┌──

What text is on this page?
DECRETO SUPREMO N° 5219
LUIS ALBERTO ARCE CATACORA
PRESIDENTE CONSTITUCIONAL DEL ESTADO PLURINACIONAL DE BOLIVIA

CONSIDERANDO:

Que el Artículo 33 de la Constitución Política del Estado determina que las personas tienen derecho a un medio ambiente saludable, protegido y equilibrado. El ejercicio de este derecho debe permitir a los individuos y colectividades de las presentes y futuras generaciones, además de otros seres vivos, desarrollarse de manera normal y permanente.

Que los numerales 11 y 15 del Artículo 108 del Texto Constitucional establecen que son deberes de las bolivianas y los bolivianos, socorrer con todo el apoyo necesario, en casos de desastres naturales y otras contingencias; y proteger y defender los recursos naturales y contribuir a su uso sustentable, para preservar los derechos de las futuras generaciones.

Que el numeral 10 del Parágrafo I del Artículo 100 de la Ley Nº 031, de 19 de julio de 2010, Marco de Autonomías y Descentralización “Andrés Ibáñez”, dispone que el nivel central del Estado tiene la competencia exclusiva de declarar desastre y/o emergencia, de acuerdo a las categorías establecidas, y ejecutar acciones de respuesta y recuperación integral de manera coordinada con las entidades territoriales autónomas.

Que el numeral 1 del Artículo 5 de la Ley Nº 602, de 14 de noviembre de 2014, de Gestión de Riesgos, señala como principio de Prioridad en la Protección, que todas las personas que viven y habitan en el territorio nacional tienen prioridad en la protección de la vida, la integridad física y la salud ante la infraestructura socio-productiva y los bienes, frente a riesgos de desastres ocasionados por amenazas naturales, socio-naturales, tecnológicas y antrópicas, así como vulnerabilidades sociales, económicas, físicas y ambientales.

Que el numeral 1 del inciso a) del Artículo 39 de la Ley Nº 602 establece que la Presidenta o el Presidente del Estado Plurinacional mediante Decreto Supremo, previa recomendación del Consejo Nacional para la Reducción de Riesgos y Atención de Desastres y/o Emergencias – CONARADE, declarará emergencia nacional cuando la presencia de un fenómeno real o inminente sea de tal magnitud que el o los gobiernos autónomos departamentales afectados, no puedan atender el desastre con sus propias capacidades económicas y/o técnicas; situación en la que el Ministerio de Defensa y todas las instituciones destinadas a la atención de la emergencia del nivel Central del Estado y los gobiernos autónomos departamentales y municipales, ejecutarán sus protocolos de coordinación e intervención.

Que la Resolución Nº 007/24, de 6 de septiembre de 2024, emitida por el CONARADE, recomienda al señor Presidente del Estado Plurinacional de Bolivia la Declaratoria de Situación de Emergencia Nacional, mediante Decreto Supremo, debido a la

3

└──

• SHORT PROBLEM
Extract each line from the listing above, please, and repeat it exactly.

• TASK SOLUTION
What text is on this page?
DECRETO SUPREMO N° 5219
LUIS ALBERTO ARCE CATACORA
PRESIDENTE CONSTITUCIONAL DEL ESTADO PLURINACIONAL DE BOLIVIA

CONSIDERANDO:

Que el Artículo 33 de la Constitución Política del Estado determina que las personas tienen derecho a un medio ambiente saludable, protegido y equilibrado. El ejercicio de este derecho debe permitir a los individuos y colectividades de las presentes y futuras generaciones, además de otros seres vivos, desarrollarse de manera normal y permanente.

Que los numerales 11 y 15 del Artículo 108 del Texto Constitucional establecen que son deberes de las bolivianas y los bolivianos, socorrer con todo el apoyo necesario, en casos de desastres naturales y otras contingencias; y proteger y defender los recursos naturales y contribuir a su uso sustentable, para preservar los derechos de las futuras generaciones.

Que el numeral 10 del Parágrafo I del Artículo 100 de la Ley Nº 031, de 19 de julio de 2010, Marco de Autonomías y Descentralización “Andrés Ibáñez”, dispone que el nivel central del Estado tiene la competencia exclusiva de declarar desastre y/o emergencia, de acuerdo a las categorías establecidas, y ejecutar acciones de respuesta y recuperación integral de manera coordinada con las entidades territoriales autónomas.

Que el numeral 1 del Artículo 5 de la Ley Nº 602, de 14 de noviembre de 2014, de Gestión de Riesgos, señala como principio de Prioridad en la Protección, que todas las personas que viven y habitan en el territorio nacional tienen prioridad en la protección de la vida, la integridad física y la salud ante la infraestructura socio-productiva y los bienes, frente a riesgos de desastres ocasionados por amenazas naturales, socio-naturales, tecnológicas y antrópicas, así como vulnerabilidades sociales, económicas, físicas y ambientales.

Que el numeral 1 del inciso a) del Artículo 39 de la Ley Nº 602 establece que la Presidenta o el Presidente del Estado Plurinacional mediante Decreto Supremo, previa recomendación del Consejo Nacional para la Reducción de Riesgos y Atención de Desastres y/o Emergencias – CONARADE, declarará emergencia nacional cuando la presencia de un fenómeno real o inminente sea de tal magnitud que el o los gobiernos autónomos departamentales afectados, no puedan atender el desastre con sus propias capacidades económicas y/o técnicas; situación en la que el Ministerio de Defensa y todas las instituciones destinadas a la atención de la emergencia del nivel Central del Estado y los gobiernos autónomos departamentales y municipales, ejecutarán sus protocolos de coordinación e intervención.

Que la Resolución Nº 007/24, de 6 de septiembre de 2024, emitida por el CONARADE, recomienda al señor Presidente del Estado Plurinacional de Bolivia la Declaratoria de Situación de Emergencia Nacional, mediante Decreto Supremo, debido a la

3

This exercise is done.